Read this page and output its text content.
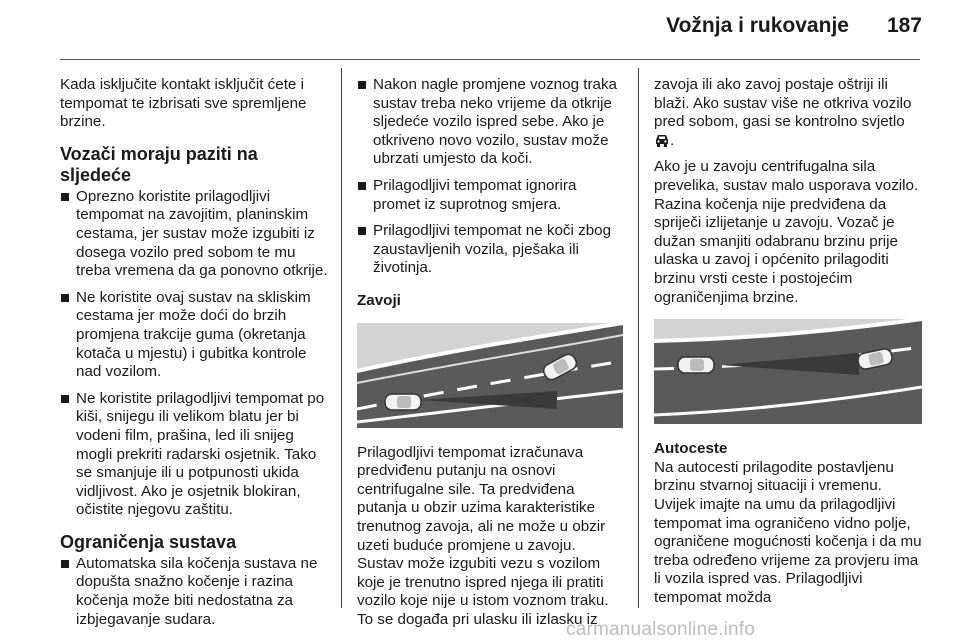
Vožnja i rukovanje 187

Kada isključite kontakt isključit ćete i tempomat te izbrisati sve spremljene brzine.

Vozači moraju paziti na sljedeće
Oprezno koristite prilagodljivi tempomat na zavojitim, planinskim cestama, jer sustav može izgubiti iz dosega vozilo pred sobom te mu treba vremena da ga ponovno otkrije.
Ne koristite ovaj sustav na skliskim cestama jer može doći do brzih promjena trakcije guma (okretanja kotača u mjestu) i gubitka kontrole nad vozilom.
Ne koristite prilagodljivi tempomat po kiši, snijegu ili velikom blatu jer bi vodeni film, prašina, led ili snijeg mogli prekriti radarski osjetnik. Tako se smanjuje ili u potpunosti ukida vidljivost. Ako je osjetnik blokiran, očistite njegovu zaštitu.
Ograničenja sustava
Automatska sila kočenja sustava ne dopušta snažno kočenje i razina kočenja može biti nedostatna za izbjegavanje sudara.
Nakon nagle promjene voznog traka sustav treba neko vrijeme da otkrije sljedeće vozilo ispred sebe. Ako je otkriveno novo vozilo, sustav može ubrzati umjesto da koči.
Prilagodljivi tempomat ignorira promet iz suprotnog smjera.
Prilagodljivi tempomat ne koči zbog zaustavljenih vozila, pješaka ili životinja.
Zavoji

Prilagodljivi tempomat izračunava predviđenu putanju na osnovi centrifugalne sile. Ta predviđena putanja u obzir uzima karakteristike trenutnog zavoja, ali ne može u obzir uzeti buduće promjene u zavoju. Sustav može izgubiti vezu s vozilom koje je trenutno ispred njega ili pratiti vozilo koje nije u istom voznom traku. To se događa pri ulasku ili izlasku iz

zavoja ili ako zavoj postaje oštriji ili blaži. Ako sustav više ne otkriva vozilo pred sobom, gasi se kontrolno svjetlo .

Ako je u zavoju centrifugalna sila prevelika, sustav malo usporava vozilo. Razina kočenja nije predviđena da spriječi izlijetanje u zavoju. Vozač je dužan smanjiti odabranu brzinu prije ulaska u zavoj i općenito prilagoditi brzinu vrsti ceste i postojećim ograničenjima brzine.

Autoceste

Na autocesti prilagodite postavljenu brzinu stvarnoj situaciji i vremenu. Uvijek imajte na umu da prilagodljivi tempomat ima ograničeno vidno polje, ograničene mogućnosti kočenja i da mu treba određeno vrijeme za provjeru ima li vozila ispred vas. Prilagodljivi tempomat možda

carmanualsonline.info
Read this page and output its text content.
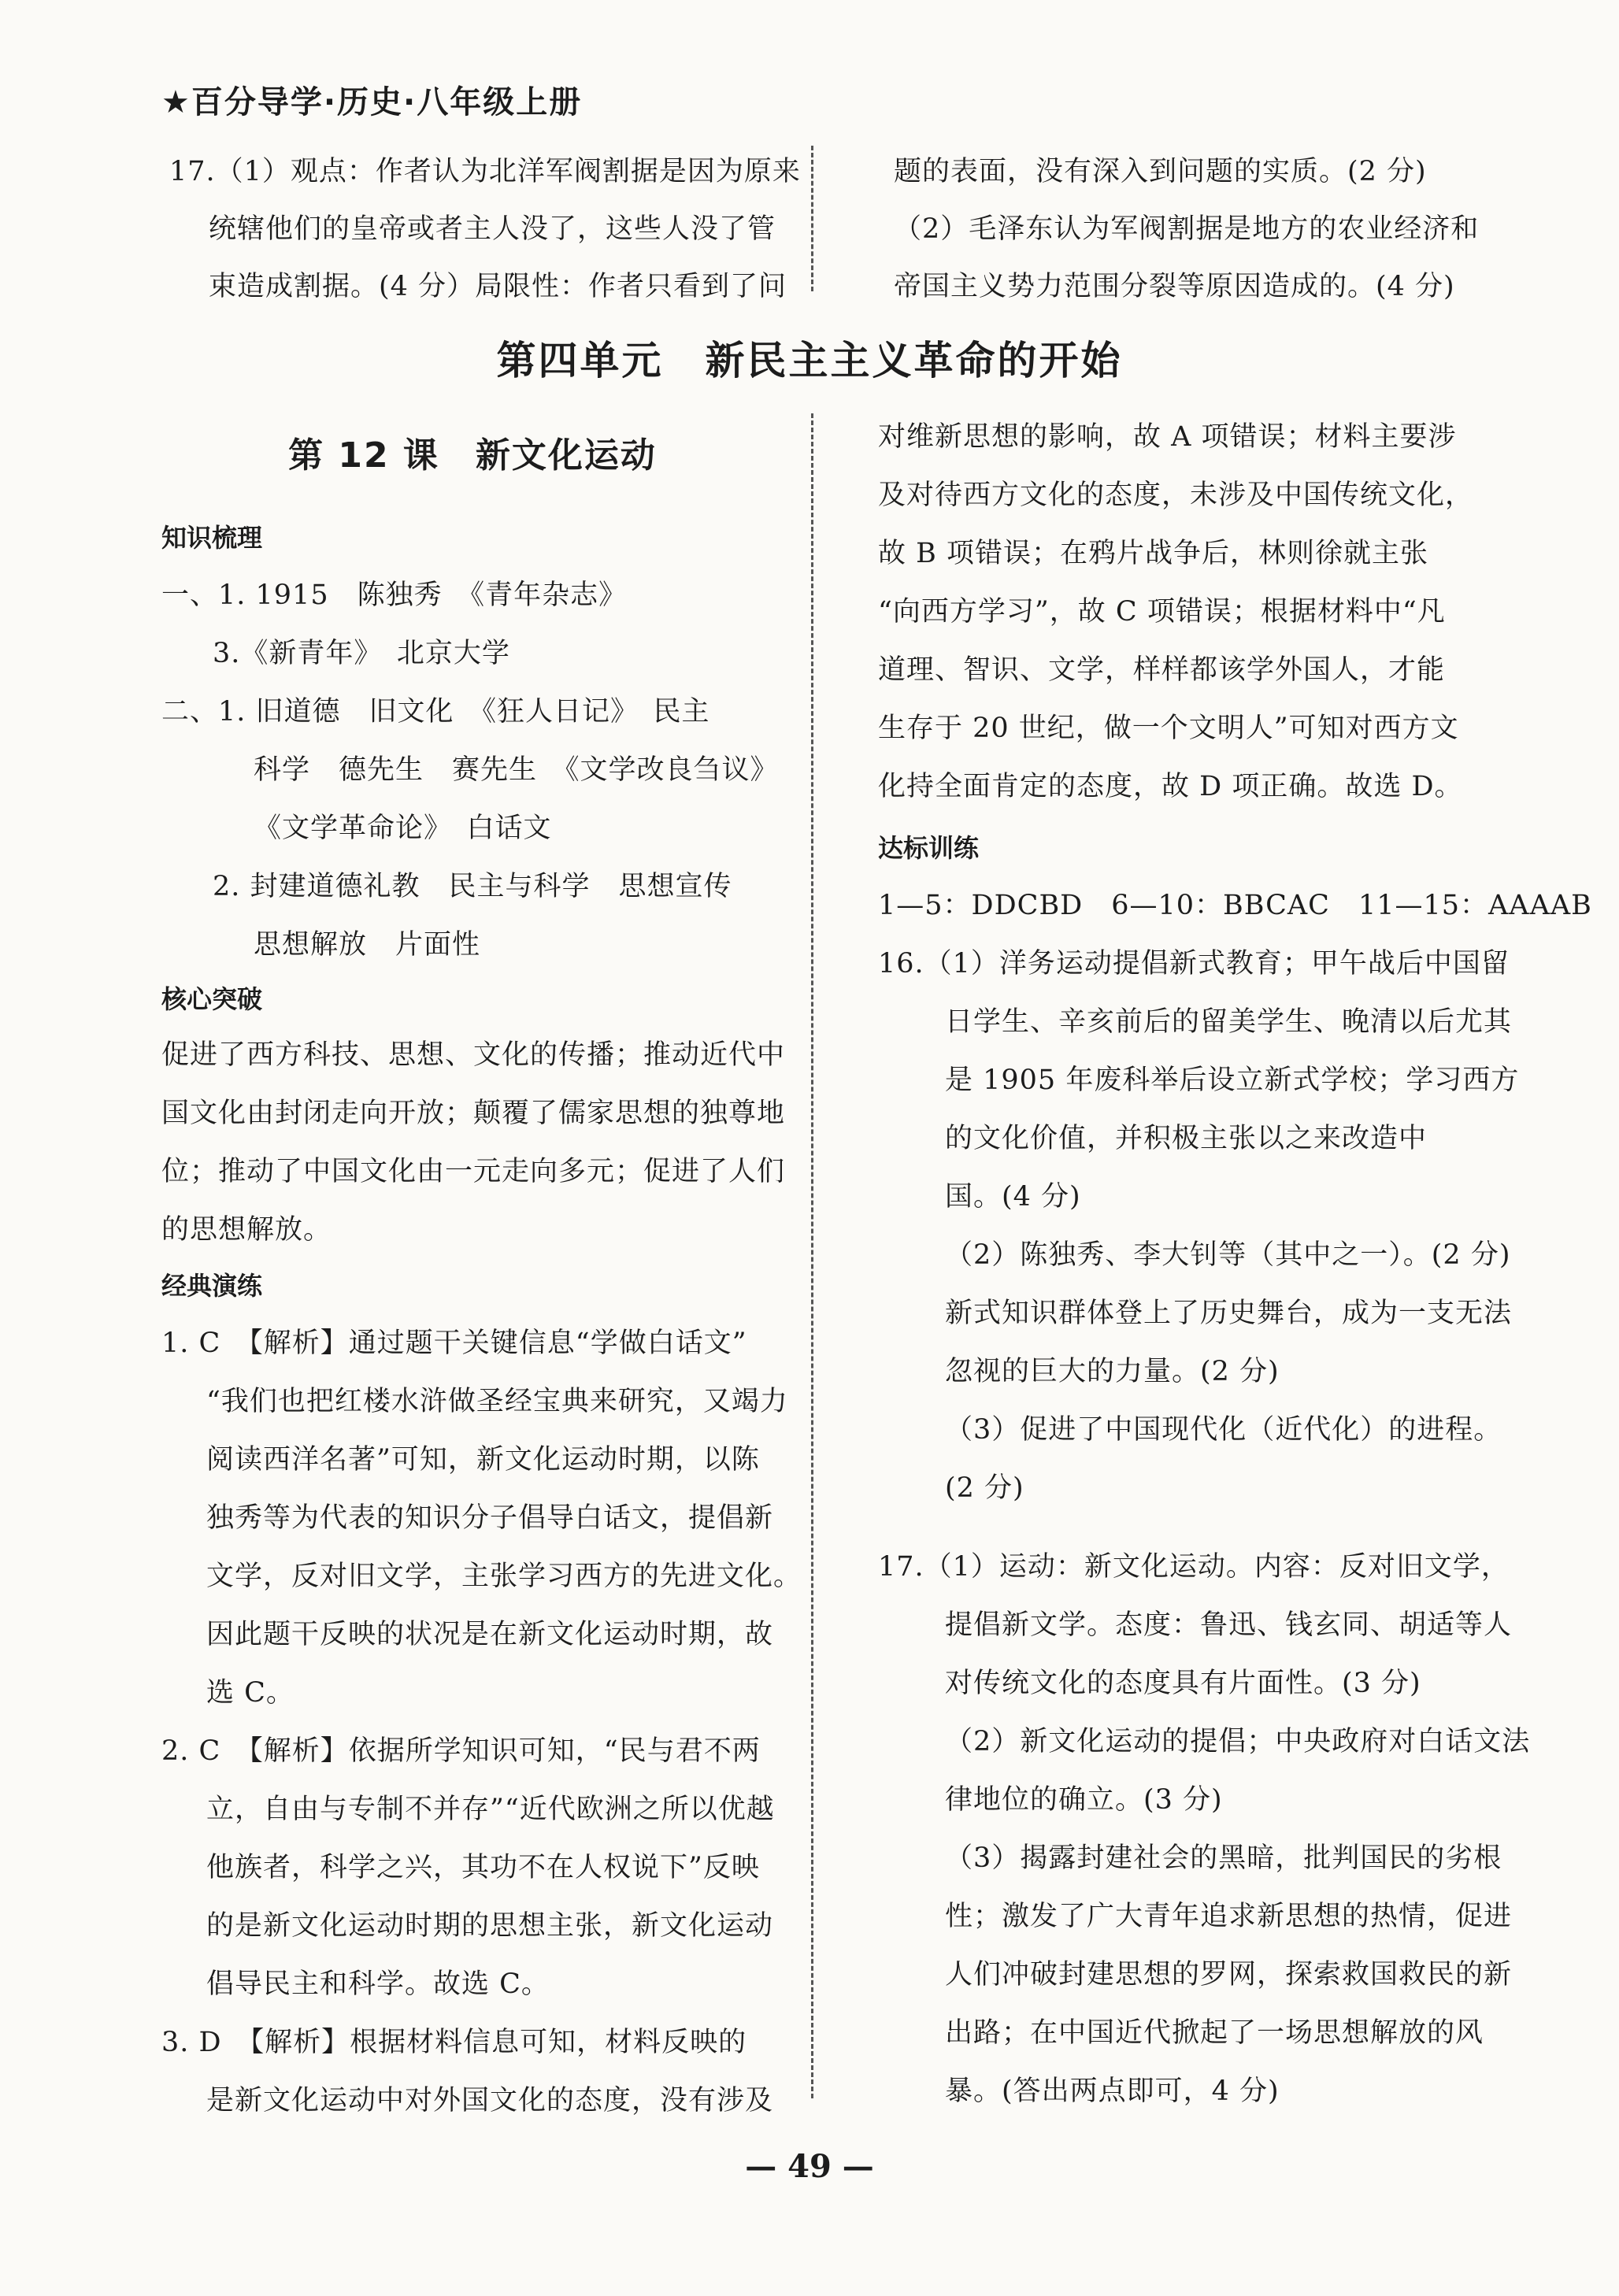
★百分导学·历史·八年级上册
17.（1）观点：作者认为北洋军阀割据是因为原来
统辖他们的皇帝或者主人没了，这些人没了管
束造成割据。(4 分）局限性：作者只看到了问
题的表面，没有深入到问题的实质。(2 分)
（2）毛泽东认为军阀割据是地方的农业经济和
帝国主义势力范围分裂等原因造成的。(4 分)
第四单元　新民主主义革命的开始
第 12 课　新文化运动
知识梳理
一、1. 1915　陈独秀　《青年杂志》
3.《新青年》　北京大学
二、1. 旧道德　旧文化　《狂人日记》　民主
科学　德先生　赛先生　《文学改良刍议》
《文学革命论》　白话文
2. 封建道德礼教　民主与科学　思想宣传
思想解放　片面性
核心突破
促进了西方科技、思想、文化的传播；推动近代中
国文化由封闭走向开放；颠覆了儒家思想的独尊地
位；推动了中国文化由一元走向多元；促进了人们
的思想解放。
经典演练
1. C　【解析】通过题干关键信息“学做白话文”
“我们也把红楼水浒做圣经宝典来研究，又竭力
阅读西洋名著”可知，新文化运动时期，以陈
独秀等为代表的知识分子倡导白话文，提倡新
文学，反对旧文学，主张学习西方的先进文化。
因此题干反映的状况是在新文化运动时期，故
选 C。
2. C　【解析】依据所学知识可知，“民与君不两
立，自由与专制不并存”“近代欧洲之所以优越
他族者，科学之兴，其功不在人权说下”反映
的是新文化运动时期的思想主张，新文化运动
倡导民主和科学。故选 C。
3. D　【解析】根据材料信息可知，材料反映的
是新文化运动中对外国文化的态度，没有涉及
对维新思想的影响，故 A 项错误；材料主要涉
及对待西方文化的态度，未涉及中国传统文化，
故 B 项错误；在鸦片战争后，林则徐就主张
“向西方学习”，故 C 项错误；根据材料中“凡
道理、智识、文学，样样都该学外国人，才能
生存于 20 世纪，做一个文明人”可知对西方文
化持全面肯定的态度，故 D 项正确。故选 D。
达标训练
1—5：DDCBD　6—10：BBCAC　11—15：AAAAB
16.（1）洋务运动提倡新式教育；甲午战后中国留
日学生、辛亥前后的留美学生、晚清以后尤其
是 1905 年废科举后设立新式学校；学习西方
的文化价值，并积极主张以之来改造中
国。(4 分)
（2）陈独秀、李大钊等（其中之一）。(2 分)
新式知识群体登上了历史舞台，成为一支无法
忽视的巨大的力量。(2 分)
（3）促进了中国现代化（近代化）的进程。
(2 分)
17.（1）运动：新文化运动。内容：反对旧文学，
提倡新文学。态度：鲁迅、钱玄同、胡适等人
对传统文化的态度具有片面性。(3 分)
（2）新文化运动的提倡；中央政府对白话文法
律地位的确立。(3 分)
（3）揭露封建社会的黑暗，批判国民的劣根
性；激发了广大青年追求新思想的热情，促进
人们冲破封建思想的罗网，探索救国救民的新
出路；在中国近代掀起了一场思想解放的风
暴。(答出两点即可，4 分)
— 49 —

*****

** What you will do **
Choose all lines containing the string "zavoju" and copy them out.

** Solution to this exercise **
Prilagodljivi tempomat izračunava predviđenu putanju na osnovi centrifugalne sile. Ta predviđena putanja u obzir uzima karakteristike trenutnog zavoja, ali ne može u obzir uzeti buduće promjene u zavoju. Sustav može izgubiti vezu s vozilom koje je trenutno ispred njega ili pratiti vozilo koje nije u istom voznom traku. To se događa pri ulasku ili izlasku iz
Ako je u zavoju centrifugalna sila prevelika, sustav malo usporava vozilo. Razina kočenja nije predviđena da spriječi izlijetanje u zavoju. Vozač je dužan smanjiti odabranu brzinu prije ulaska u zavoj i općenito prilagoditi brzinu vrsti ceste i postojećim ograničenjima brzine.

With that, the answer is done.